GIVEN TASK. Entries follow. Set all of them down as they stand.

RECORD EXTRACTS.
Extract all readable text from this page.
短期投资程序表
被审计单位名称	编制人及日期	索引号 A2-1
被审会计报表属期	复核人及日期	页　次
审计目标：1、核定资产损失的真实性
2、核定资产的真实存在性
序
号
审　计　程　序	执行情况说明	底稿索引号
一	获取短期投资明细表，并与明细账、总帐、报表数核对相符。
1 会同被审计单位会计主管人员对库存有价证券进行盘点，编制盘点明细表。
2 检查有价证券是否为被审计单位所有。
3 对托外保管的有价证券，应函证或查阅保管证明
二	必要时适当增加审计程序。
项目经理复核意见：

ANSWER TO THIS EXERCISE.
Extract all readable text from this page.
短期投资程序表
被审计单位名称	编制人及日期	索引号 A2-1
被审会计报表属期	复核人及日期	页　次
审计目标：1、核定资产损失的真实性
2、核定资产的真实存在性
序
号
审　计　程　序	执行情况说明	底稿索引号
一	获取短期投资明细表，并与明细账、总帐、报表数核对相符。
1 会同被审计单位会计主管人员对库存有价证券进行盘点，编制盘点明细表。
2 检查有价证券是否为被审计单位所有。
3 对托外保管的有价证券，应函证或查阅保管证明
二	必要时适当增加审计程序。
项目经理复核意见：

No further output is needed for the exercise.